[Entries from a dataset]
- - -

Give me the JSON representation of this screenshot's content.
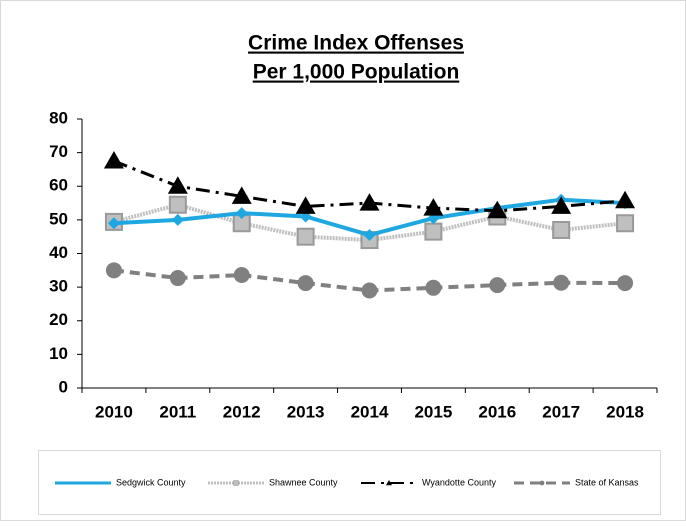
{
  "chart_data": {
    "type": "line",
    "title": [
      "Crime Index Offenses",
      "Per 1,000 Population"
    ],
    "categories": [
      "2010",
      "2011",
      "2012",
      "2013",
      "2014",
      "2015",
      "2016",
      "2017",
      "2018"
    ],
    "ylim": [
      0,
      80
    ],
    "yticks": [
      0,
      10,
      20,
      30,
      40,
      50,
      60,
      70,
      80
    ],
    "grid": false,
    "legend": "bottom",
    "series": [
      {
        "name": "State of Kansas",
        "color": "#808080",
        "dash": "10,6",
        "marker": "circle",
        "width": 4,
        "values": [
          35,
          32.7,
          33.6,
          31.2,
          29,
          29.8,
          30.6,
          31.3,
          31.2
        ]
      },
      {
        "name": "Shawnee County",
        "color": "#bfbfbf",
        "dash": "2,1",
        "marker": "square",
        "width": 4,
        "values": [
          49.4,
          54.5,
          49,
          45,
          44,
          46.5,
          51,
          47,
          49
        ]
      },
      {
        "name": "Sedgwick County",
        "color": "#1ea7e1",
        "dash": "",
        "marker": "diamond",
        "width": 4,
        "values": [
          49,
          50,
          52,
          51,
          45.5,
          50.5,
          53.5,
          56,
          55
        ]
      },
      {
        "name": "Wyandotte County",
        "color": "#000000",
        "dash": "14,6,3,6",
        "marker": "triangle",
        "width": 3,
        "values": [
          67.5,
          60,
          57,
          54,
          55,
          53.5,
          52.7,
          54,
          55.7
        ]
      }
    ]
  }
}
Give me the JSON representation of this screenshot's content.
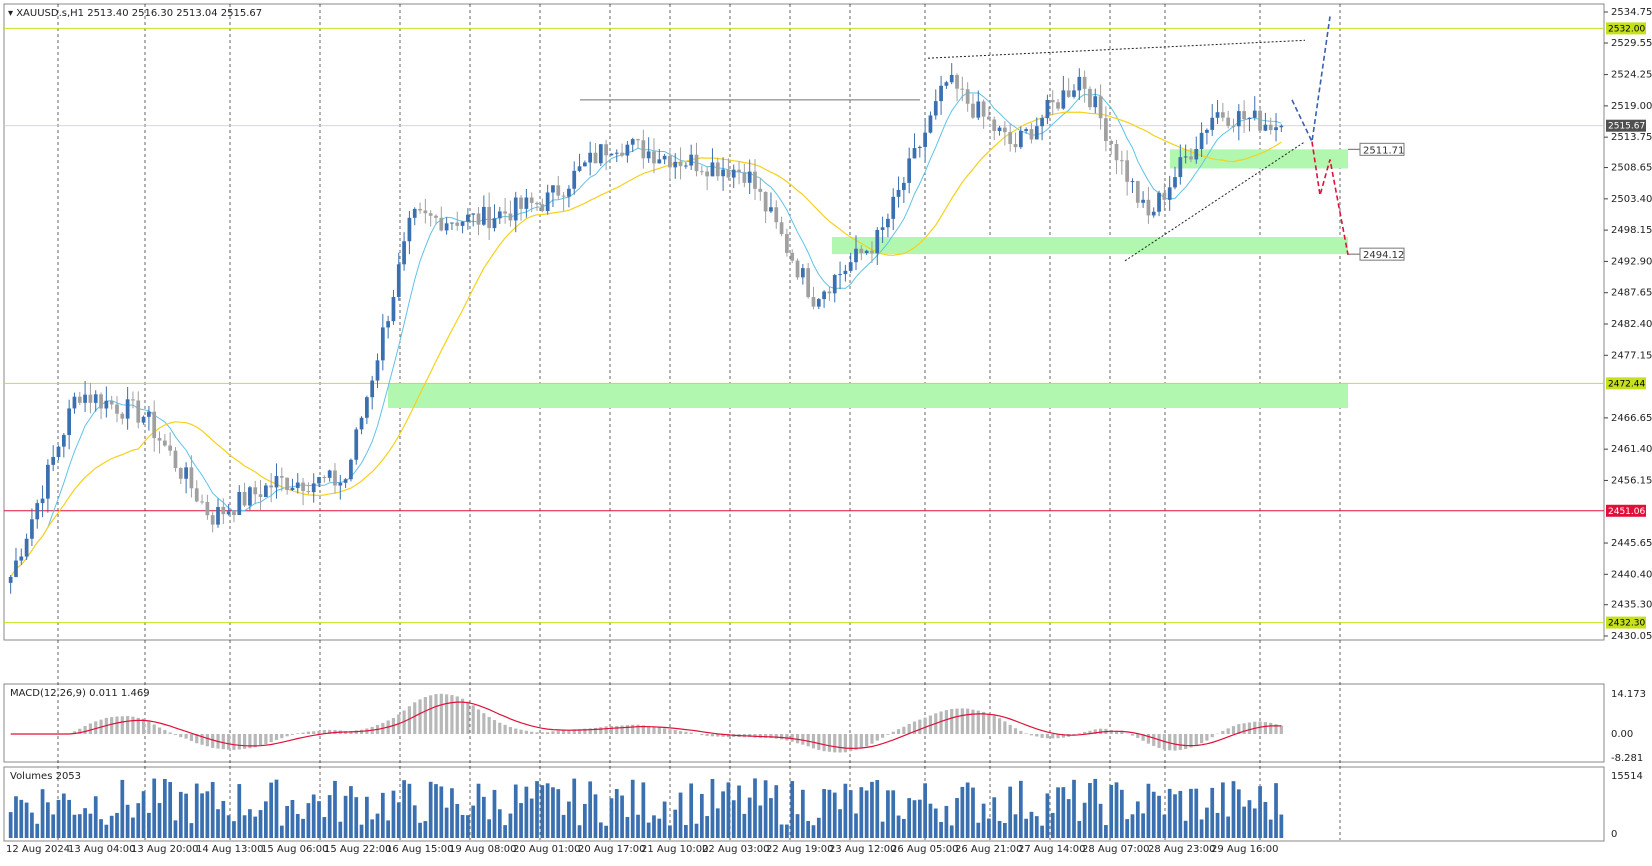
{
  "header": {
    "symbol_line": "▾ XAUUSD.s,H1  2513.40 2516.30 2513.04 2515.67"
  },
  "price_axis": {
    "ticks": [
      "2534.75",
      "2529.55",
      "2524.25",
      "2519.00",
      "2513.75",
      "2508.65",
      "2503.40",
      "2498.15",
      "2492.90",
      "2487.65",
      "2482.40",
      "2477.15",
      "2466.65",
      "2461.40",
      "2456.15",
      "2445.65",
      "2440.40",
      "2435.30",
      "2430.05"
    ],
    "markers": [
      {
        "value": "2532.00",
        "color": "#c6e11b"
      },
      {
        "value": "2515.67",
        "color": "#505050"
      },
      {
        "value": "2472.44",
        "color": "#c6e11b"
      },
      {
        "value": "2451.06",
        "color": "#e0103a"
      },
      {
        "value": "2432.30",
        "color": "#c6e11b"
      }
    ]
  },
  "levels": {
    "resistance_top": "2532.00",
    "support_zone": "2472.44",
    "red_line": "2451.06",
    "bottom_line": "2432.30",
    "target1_label": "2511.71",
    "target2_label": "2494.12"
  },
  "macd": {
    "title": "MACD(12,26,9) 0.011 1.469",
    "ticks": [
      "14.173",
      "0.00",
      "-8.281"
    ]
  },
  "volumes": {
    "title": "Volumes 2053",
    "ticks": [
      "15514",
      "0"
    ]
  },
  "time_axis": [
    "12 Aug 2024",
    "13 Aug 04:00",
    "13 Aug 20:00",
    "14 Aug 13:00",
    "15 Aug 06:00",
    "15 Aug 22:00",
    "16 Aug 15:00",
    "19 Aug 08:00",
    "20 Aug 01:00",
    "20 Aug 17:00",
    "21 Aug 10:00",
    "22 Aug 03:00",
    "22 Aug 19:00",
    "23 Aug 12:00",
    "26 Aug 05:00",
    "26 Aug 21:00",
    "27 Aug 14:00",
    "28 Aug 07:00",
    "28 Aug 23:00",
    "29 Aug 16:00"
  ],
  "colors": {
    "bull": "#3a6fb0",
    "bear": "#a0a0a0",
    "ma_fast": "#5fc2e8",
    "ma_slow": "#f5d11c",
    "zone": "#b2f7b0",
    "red_level": "#e0103a",
    "lime_level": "#c6e11b",
    "macd_signal": "#e0103a",
    "projection_blue": "#3a5fb0",
    "projection_red": "#e0103a"
  },
  "chart_data": {
    "type": "candlestick",
    "title": "XAUUSD.s,H1",
    "anchor_closes": [
      {
        "t": "12 Aug 2024",
        "close": 2440
      },
      {
        "t": "13 Aug 04:00",
        "close": 2471
      },
      {
        "t": "13 Aug 20:00",
        "close": 2467
      },
      {
        "t": "14 Aug 13:00",
        "close": 2450
      },
      {
        "t": "15 Aug 06:00",
        "close": 2456
      },
      {
        "t": "15 Aug 22:00",
        "close": 2456
      },
      {
        "t": "16 Aug 15:00",
        "close": 2500
      },
      {
        "t": "19 Aug 08:00",
        "close": 2500
      },
      {
        "t": "20 Aug 01:00",
        "close": 2503
      },
      {
        "t": "20 Aug 17:00",
        "close": 2513
      },
      {
        "t": "21 Aug 10:00",
        "close": 2510
      },
      {
        "t": "22 Aug 03:00",
        "close": 2508
      },
      {
        "t": "22 Aug 19:00",
        "close": 2487
      },
      {
        "t": "23 Aug 12:00",
        "close": 2497
      },
      {
        "t": "26 Aug 05:00",
        "close": 2523
      },
      {
        "t": "26 Aug 21:00",
        "close": 2512
      },
      {
        "t": "27 Aug 14:00",
        "close": 2524
      },
      {
        "t": "28 Aug 07:00",
        "close": 2500
      },
      {
        "t": "28 Aug 23:00",
        "close": 2518
      },
      {
        "t": "29 Aug 16:00",
        "close": 2515.67
      }
    ],
    "last": {
      "open": 2513.4,
      "high": 2516.3,
      "low": 2513.04,
      "close": 2515.67
    },
    "ylim": [
      2430.05,
      2534.75
    ]
  }
}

- - -

**DIRECTION**: All preceding records should be duplicated verbatim, images excepted.

**ANSWER FOR THIS EXERCISE**:
Give me the JSON representation of this screenshot's content.
{
  "chart_data": {
    "type": "line",
    "title": [
      "Crime Index Offenses",
      "Per 1,000 Population"
    ],
    "categories": [
      "2010",
      "2011",
      "2012",
      "2013",
      "2014",
      "2015",
      "2016",
      "2017",
      "2018"
    ],
    "ylim": [
      0,
      80
    ],
    "yticks": [
      0,
      10,
      20,
      30,
      40,
      50,
      60,
      70,
      80
    ],
    "grid": false,
    "legend": "bottom",
    "series": [
      {
        "name": "State of Kansas",
        "color": "#808080",
        "dash": "10,6",
        "marker": "circle",
        "width": 4,
        "values": [
          35,
          32.7,
          33.6,
          31.2,
          29,
          29.8,
          30.6,
          31.3,
          31.2
        ]
      },
      {
        "name": "Shawnee County",
        "color": "#bfbfbf",
        "dash": "2,1",
        "marker": "square",
        "width": 4,
        "values": [
          49.4,
          54.5,
          49,
          45,
          44,
          46.5,
          51,
          47,
          49
        ]
      },
      {
        "name": "Sedgwick County",
        "color": "#1ea7e1",
        "dash": "",
        "marker": "diamond",
        "width": 4,
        "values": [
          49,
          50,
          52,
          51,
          45.5,
          50.5,
          53.5,
          56,
          55
        ]
      },
      {
        "name": "Wyandotte County",
        "color": "#000000",
        "dash": "14,6,3,6",
        "marker": "triangle",
        "width": 3,
        "values": [
          67.5,
          60,
          57,
          54,
          55,
          53.5,
          52.7,
          54,
          55.7
        ]
      }
    ]
  }
}
Give me the JSON representation of this screenshot's content.
{
  "header": {
    "symbol_line": "▾ XAUUSD.s,H1  2513.40 2516.30 2513.04 2515.67"
  },
  "price_axis": {
    "ticks": [
      "2534.75",
      "2529.55",
      "2524.25",
      "2519.00",
      "2513.75",
      "2508.65",
      "2503.40",
      "2498.15",
      "2492.90",
      "2487.65",
      "2482.40",
      "2477.15",
      "2466.65",
      "2461.40",
      "2456.15",
      "2445.65",
      "2440.40",
      "2435.30",
      "2430.05"
    ],
    "markers": [
      {
        "value": "2532.00",
        "color": "#c6e11b"
      },
      {
        "value": "2515.67",
        "color": "#505050"
      },
      {
        "value": "2472.44",
        "color": "#c6e11b"
      },
      {
        "value": "2451.06",
        "color": "#e0103a"
      },
      {
        "value": "2432.30",
        "color": "#c6e11b"
      }
    ]
  },
  "levels": {
    "resistance_top": "2532.00",
    "support_zone": "2472.44",
    "red_line": "2451.06",
    "bottom_line": "2432.30",
    "target1_label": "2511.71",
    "target2_label": "2494.12"
  },
  "macd": {
    "title": "MACD(12,26,9) 0.011 1.469",
    "ticks": [
      "14.173",
      "0.00",
      "-8.281"
    ]
  },
  "volumes": {
    "title": "Volumes 2053",
    "ticks": [
      "15514",
      "0"
    ]
  },
  "time_axis": [
    "12 Aug 2024",
    "13 Aug 04:00",
    "13 Aug 20:00",
    "14 Aug 13:00",
    "15 Aug 06:00",
    "15 Aug 22:00",
    "16 Aug 15:00",
    "19 Aug 08:00",
    "20 Aug 01:00",
    "20 Aug 17:00",
    "21 Aug 10:00",
    "22 Aug 03:00",
    "22 Aug 19:00",
    "23 Aug 12:00",
    "26 Aug 05:00",
    "26 Aug 21:00",
    "27 Aug 14:00",
    "28 Aug 07:00",
    "28 Aug 23:00",
    "29 Aug 16:00"
  ],
  "colors": {
    "bull": "#3a6fb0",
    "bear": "#a0a0a0",
    "ma_fast": "#5fc2e8",
    "ma_slow": "#f5d11c",
    "zone": "#b2f7b0",
    "red_level": "#e0103a",
    "lime_level": "#c6e11b",
    "macd_signal": "#e0103a",
    "projection_blue": "#3a5fb0",
    "projection_red": "#e0103a"
  },
  "chart_data": {
    "type": "candlestick",
    "title": "XAUUSD.s,H1",
    "anchor_closes": [
      {
        "t": "12 Aug 2024",
        "close": 2440
      },
      {
        "t": "13 Aug 04:00",
        "close": 2471
      },
      {
        "t": "13 Aug 20:00",
        "close": 2467
      },
      {
        "t": "14 Aug 13:00",
        "close": 2450
      },
      {
        "t": "15 Aug 06:00",
        "close": 2456
      },
      {
        "t": "15 Aug 22:00",
        "close": 2456
      },
      {
        "t": "16 Aug 15:00",
        "close": 2500
      },
      {
        "t": "19 Aug 08:00",
        "close": 2500
      },
      {
        "t": "20 Aug 01:00",
        "close": 2503
      },
      {
        "t": "20 Aug 17:00",
        "close": 2513
      },
      {
        "t": "21 Aug 10:00",
        "close": 2510
      },
      {
        "t": "22 Aug 03:00",
        "close": 2508
      },
      {
        "t": "22 Aug 19:00",
        "close": 2487
      },
      {
        "t": "23 Aug 12:00",
        "close": 2497
      },
      {
        "t": "26 Aug 05:00",
        "close": 2523
      },
      {
        "t": "26 Aug 21:00",
        "close": 2512
      },
      {
        "t": "27 Aug 14:00",
        "close": 2524
      },
      {
        "t": "28 Aug 07:00",
        "close": 2500
      },
      {
        "t": "28 Aug 23:00",
        "close": 2518
      },
      {
        "t": "29 Aug 16:00",
        "close": 2515.67
      }
    ],
    "last": {
      "open": 2513.4,
      "high": 2516.3,
      "low": 2513.04,
      "close": 2515.67
    },
    "ylim": [
      2430.05,
      2534.75
    ]
  }
}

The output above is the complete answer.